» **INFORMATION PROVIDED**

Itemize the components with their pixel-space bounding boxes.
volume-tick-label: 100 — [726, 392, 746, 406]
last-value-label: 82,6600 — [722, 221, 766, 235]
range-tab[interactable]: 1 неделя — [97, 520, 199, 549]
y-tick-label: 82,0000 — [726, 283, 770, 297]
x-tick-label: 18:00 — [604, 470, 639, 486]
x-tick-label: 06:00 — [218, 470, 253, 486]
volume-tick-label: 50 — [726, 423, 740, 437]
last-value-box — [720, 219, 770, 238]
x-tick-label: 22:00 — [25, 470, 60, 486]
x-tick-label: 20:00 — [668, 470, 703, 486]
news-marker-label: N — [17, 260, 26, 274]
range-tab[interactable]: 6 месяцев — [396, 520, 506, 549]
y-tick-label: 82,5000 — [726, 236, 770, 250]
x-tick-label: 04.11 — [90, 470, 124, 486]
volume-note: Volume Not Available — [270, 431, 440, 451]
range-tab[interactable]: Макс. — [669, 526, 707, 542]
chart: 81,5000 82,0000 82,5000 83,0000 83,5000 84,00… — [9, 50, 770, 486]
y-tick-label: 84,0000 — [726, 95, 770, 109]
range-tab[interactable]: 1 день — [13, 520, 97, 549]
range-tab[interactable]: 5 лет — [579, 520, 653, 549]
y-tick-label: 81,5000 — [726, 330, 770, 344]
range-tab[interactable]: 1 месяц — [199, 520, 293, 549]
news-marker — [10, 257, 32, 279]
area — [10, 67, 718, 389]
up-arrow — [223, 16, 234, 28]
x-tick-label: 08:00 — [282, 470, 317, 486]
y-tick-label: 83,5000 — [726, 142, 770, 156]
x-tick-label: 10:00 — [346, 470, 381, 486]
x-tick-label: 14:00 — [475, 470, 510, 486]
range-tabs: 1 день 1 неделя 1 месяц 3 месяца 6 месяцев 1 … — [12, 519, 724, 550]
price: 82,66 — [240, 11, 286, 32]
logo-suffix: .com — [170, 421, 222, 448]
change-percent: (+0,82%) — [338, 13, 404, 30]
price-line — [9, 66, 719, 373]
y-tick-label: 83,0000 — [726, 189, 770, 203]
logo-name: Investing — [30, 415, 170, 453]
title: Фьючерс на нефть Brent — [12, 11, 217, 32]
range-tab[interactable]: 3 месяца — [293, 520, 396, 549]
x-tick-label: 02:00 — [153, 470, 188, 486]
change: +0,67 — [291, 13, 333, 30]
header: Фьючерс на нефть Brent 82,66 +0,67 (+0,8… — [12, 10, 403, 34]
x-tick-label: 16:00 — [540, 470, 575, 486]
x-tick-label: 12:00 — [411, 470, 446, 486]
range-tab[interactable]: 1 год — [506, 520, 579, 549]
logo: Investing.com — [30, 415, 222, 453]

--

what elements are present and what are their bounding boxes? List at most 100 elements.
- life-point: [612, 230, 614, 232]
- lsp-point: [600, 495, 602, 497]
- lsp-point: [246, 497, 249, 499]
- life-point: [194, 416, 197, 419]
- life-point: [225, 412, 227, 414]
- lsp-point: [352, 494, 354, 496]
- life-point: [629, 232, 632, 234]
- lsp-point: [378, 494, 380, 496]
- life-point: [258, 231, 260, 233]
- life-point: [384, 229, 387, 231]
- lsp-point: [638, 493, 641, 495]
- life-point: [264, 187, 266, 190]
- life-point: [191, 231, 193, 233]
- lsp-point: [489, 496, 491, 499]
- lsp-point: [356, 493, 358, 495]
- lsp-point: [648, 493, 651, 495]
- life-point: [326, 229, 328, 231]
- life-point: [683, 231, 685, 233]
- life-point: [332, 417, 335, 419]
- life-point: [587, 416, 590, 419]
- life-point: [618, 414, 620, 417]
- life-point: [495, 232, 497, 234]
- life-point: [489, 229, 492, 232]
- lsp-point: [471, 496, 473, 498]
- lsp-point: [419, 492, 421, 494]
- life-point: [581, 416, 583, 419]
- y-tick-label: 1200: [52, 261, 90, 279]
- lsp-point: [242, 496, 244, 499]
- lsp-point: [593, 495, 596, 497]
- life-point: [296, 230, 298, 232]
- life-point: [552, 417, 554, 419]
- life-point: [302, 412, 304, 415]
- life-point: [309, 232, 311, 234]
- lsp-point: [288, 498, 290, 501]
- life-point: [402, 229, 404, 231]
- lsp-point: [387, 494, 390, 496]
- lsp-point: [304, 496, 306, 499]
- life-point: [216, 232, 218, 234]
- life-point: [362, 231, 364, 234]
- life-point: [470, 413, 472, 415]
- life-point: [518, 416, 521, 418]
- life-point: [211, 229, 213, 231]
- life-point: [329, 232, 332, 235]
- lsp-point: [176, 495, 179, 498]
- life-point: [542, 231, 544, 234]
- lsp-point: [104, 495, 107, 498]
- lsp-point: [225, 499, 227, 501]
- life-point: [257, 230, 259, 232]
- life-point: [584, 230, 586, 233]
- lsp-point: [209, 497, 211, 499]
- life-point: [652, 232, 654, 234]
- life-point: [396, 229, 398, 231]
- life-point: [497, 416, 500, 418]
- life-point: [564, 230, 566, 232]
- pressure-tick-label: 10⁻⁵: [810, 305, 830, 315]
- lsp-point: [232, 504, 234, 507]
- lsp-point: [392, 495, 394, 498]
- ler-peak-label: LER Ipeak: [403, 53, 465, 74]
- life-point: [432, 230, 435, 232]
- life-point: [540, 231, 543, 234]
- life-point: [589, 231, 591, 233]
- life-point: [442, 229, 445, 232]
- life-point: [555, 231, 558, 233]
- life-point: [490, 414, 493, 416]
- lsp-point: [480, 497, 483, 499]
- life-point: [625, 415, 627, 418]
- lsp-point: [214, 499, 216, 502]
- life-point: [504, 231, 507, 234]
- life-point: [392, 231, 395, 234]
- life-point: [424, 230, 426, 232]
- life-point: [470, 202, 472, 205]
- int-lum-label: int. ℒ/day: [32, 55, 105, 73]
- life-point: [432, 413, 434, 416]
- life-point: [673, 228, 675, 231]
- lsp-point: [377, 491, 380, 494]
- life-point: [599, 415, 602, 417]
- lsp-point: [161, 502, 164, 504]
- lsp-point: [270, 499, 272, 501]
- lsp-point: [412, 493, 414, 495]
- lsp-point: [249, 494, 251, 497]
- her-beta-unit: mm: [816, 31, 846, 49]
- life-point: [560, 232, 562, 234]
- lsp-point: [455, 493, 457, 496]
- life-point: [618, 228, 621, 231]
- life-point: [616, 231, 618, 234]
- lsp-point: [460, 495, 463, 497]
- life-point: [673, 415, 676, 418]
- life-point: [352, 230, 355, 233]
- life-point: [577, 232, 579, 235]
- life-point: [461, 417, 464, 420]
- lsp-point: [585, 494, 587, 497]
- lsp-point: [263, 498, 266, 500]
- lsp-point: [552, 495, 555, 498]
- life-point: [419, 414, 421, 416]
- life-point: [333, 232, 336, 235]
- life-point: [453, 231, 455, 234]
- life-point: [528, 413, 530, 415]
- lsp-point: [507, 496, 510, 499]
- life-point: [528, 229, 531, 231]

» **WRITTEN PROBLEM**
Render the data from the line containing "what elements are" through the line containing "- life-point: [194, 416, 197, 419]" as a JSON list of strings, one string per line, skipping any blank lines.

» **SOLUTION BELOW**
[
  "what elements are present and what are their bounding boxes? List at most 100 elements.",
  "- life-point: [612, 230, 614, 232]",
  "- lsp-point: [600, 495, 602, 497]",
  "- lsp-point: [246, 497, 249, 499]",
  "- life-point: [194, 416, 197, 419]"
]